[Begin Data to process]

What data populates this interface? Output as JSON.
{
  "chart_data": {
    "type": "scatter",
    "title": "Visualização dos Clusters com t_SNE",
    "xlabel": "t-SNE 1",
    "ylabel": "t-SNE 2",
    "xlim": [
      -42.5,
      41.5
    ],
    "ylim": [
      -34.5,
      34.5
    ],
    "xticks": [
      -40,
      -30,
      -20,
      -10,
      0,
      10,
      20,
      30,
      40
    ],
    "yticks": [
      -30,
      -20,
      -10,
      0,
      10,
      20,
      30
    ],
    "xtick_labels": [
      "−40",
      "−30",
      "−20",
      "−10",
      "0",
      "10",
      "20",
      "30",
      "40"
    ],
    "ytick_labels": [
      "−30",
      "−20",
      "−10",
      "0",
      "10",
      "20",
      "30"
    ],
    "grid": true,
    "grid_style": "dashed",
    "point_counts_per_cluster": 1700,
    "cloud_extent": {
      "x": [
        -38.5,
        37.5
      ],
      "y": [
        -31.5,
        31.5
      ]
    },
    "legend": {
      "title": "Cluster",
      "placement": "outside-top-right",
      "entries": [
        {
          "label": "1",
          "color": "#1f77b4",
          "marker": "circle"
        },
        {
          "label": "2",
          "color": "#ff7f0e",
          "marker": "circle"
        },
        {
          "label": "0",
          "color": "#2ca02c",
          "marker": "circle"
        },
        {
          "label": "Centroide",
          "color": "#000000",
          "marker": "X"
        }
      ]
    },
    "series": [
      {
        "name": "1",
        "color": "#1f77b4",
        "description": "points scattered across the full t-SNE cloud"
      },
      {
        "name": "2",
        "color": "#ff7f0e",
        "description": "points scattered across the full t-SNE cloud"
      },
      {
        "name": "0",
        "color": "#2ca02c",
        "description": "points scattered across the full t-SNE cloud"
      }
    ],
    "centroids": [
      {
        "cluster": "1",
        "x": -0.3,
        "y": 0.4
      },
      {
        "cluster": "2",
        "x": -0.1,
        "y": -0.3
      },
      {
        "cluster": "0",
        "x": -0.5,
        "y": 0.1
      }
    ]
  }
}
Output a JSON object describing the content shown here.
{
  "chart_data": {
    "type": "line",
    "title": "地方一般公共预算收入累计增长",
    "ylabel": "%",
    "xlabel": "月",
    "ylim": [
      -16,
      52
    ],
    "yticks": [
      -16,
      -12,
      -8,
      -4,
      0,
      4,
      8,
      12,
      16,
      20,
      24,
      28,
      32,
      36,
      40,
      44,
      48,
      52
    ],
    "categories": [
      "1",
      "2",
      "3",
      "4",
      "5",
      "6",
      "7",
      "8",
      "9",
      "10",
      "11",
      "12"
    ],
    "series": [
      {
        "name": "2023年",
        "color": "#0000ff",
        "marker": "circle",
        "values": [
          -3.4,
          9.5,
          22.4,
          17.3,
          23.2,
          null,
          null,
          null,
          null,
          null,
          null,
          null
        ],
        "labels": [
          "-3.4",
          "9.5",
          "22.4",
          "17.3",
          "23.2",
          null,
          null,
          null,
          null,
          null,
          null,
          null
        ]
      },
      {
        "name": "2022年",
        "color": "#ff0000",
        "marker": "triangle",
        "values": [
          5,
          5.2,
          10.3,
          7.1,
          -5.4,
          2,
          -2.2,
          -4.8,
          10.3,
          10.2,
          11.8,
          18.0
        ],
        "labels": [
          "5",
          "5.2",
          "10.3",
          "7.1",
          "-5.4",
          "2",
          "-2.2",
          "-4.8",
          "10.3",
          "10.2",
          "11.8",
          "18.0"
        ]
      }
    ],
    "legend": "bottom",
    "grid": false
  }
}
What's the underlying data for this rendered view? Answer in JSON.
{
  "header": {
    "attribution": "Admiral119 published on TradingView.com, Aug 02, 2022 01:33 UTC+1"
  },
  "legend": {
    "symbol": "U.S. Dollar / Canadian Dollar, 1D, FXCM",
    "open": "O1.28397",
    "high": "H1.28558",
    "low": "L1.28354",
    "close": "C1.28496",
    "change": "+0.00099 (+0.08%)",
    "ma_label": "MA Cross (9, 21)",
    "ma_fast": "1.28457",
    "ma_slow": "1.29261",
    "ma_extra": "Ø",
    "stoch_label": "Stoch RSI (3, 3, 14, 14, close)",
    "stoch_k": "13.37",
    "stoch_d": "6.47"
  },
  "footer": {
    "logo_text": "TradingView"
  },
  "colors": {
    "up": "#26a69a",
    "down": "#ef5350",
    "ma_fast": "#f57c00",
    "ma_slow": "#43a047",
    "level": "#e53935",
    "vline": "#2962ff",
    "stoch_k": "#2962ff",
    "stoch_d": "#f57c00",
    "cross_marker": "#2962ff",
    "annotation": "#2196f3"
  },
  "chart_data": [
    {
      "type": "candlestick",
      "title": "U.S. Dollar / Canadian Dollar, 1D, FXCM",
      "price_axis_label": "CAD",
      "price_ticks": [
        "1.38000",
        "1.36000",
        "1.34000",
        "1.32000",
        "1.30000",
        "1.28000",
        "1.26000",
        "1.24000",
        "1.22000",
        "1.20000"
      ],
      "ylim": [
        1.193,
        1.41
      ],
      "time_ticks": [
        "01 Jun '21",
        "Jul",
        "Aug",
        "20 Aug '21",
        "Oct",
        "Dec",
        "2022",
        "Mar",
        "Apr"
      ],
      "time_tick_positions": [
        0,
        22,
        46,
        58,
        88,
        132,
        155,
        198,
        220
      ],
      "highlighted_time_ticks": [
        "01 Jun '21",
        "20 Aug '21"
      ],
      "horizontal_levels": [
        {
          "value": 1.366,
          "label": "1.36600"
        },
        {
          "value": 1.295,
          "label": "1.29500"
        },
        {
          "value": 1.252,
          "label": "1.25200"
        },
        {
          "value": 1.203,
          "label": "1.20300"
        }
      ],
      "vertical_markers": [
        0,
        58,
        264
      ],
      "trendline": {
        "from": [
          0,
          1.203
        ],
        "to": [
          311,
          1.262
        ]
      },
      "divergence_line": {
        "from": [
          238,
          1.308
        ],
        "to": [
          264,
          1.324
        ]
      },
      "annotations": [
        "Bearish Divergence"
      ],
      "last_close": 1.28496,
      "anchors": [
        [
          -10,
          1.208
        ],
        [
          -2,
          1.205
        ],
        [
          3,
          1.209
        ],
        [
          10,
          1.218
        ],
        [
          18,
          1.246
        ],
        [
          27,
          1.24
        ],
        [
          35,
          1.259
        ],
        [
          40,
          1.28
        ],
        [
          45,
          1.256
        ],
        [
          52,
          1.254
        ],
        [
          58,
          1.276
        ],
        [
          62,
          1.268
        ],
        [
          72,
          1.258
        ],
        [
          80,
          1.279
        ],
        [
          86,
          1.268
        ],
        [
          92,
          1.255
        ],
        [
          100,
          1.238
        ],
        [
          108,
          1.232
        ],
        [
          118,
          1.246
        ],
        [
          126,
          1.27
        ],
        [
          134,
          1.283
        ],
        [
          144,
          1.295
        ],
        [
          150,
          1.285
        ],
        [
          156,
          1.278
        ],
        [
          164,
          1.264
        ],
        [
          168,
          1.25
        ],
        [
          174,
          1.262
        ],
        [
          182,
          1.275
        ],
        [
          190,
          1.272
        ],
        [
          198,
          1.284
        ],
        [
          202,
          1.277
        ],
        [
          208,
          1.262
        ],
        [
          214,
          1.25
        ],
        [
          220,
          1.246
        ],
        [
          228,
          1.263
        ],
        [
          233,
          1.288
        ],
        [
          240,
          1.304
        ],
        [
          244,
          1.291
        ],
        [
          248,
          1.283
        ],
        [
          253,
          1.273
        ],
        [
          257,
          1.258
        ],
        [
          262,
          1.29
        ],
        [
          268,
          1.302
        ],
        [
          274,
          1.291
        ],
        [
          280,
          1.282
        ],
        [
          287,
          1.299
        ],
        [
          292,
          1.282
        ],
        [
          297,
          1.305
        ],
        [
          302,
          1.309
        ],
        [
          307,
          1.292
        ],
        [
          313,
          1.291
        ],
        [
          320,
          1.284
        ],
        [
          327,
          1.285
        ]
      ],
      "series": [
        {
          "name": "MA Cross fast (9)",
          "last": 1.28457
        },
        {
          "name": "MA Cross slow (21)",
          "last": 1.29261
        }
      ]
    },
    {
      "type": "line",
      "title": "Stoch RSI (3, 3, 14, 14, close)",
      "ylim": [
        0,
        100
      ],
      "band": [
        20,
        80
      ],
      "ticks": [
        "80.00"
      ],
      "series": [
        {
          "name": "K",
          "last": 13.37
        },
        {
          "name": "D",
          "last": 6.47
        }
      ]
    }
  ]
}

[End Data to process]

Task objective =>
Of the lines in the entries, how many include the word "FXCM"? State only the number.

Output of the task =>
2